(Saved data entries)
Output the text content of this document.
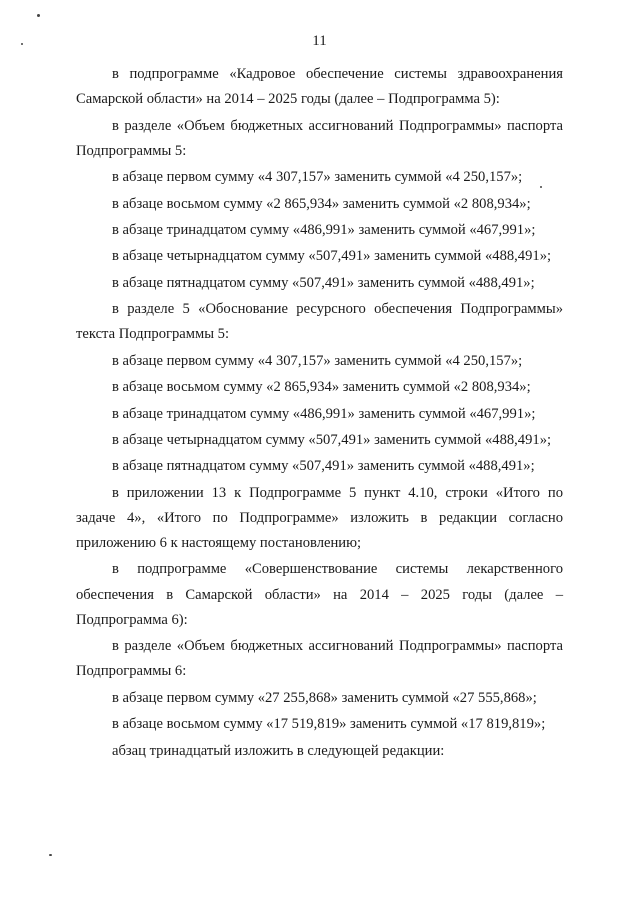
11

в подпрограмме «Кадровое обеспечение системы здравоохранения Самарской области» на 2014 – 2025 годы (далее – Подпрограмма 5):

в разделе «Объем бюджетных ассигнований Подпрограммы» паспорта Подпрограммы 5:

в абзаце первом сумму «4 307,157» заменить суммой «4 250,157»;

в абзаце восьмом сумму «2 865,934» заменить суммой «2 808,934»;

в абзаце тринадцатом сумму «486,991» заменить суммой «467,991»;

в абзаце четырнадцатом сумму «507,491» заменить суммой «488,491»;

в абзаце пятнадцатом сумму «507,491» заменить суммой «488,491»;

в разделе 5 «Обоснование ресурсного обеспечения Подпрограммы» текста Подпрограммы 5:

в абзаце первом сумму «4 307,157» заменить суммой «4 250,157»;

в абзаце восьмом сумму «2 865,934» заменить суммой «2 808,934»;

в абзаце тринадцатом сумму «486,991» заменить суммой «467,991»;

в абзаце четырнадцатом сумму «507,491» заменить суммой «488,491»;

в абзаце пятнадцатом сумму «507,491» заменить суммой «488,491»;

в приложении 13 к Подпрограмме 5 пункт 4.10, строки «Итого по задаче 4», «Итого по Подпрограмме» изложить в редакции согласно приложению 6 к настоящему постановлению;

в подпрограмме «Совершенствование системы лекарственного обеспечения в Самарской области» на 2014 – 2025 годы (далее – Подпрограмма 6):

в разделе «Объем бюджетных ассигнований Подпрограммы» паспорта Подпрограммы 6:

в абзаце первом сумму «27 255,868» заменить суммой «27 555,868»;

в абзаце восьмом сумму «17 519,819» заменить суммой «17 819,819»;

абзац тринадцатый изложить в следующей редакции:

DIRECTION: Retype everything in the material word for word, minus pictures.

WRITTEN SOLUTION:
Output the text content of this document.
11

в подпрограмме «Кадровое обеспечение системы здравоохранения Самарской области» на 2014 – 2025 годы (далее – Подпрограмма 5):

в разделе «Объем бюджетных ассигнований Подпрограммы» паспорта Подпрограммы 5:

в абзаце первом сумму «4 307,157» заменить суммой «4 250,157»;

в абзаце восьмом сумму «2 865,934» заменить суммой «2 808,934»;

в абзаце тринадцатом сумму «486,991» заменить суммой «467,991»;

в абзаце четырнадцатом сумму «507,491» заменить суммой «488,491»;

в абзаце пятнадцатом сумму «507,491» заменить суммой «488,491»;

в разделе 5 «Обоснование ресурсного обеспечения Подпрограммы» текста Подпрограммы 5:

в абзаце первом сумму «4 307,157» заменить суммой «4 250,157»;

в абзаце восьмом сумму «2 865,934» заменить суммой «2 808,934»;

в абзаце тринадцатом сумму «486,991» заменить суммой «467,991»;

в абзаце четырнадцатом сумму «507,491» заменить суммой «488,491»;

в абзаце пятнадцатом сумму «507,491» заменить суммой «488,491»;

в приложении 13 к Подпрограмме 5 пункт 4.10, строки «Итого по задаче 4», «Итого по Подпрограмме» изложить в редакции согласно приложению 6 к настоящему постановлению;

в подпрограмме «Совершенствование системы лекарственного обеспечения в Самарской области» на 2014 – 2025 годы (далее – Подпрограмма 6):

в разделе «Объем бюджетных ассигнований Подпрограммы» паспорта Подпрограммы 6:

в абзаце первом сумму «27 255,868» заменить суммой «27 555,868»;

в абзаце восьмом сумму «17 519,819» заменить суммой «17 819,819»;

абзац тринадцатый изложить в следующей редакции:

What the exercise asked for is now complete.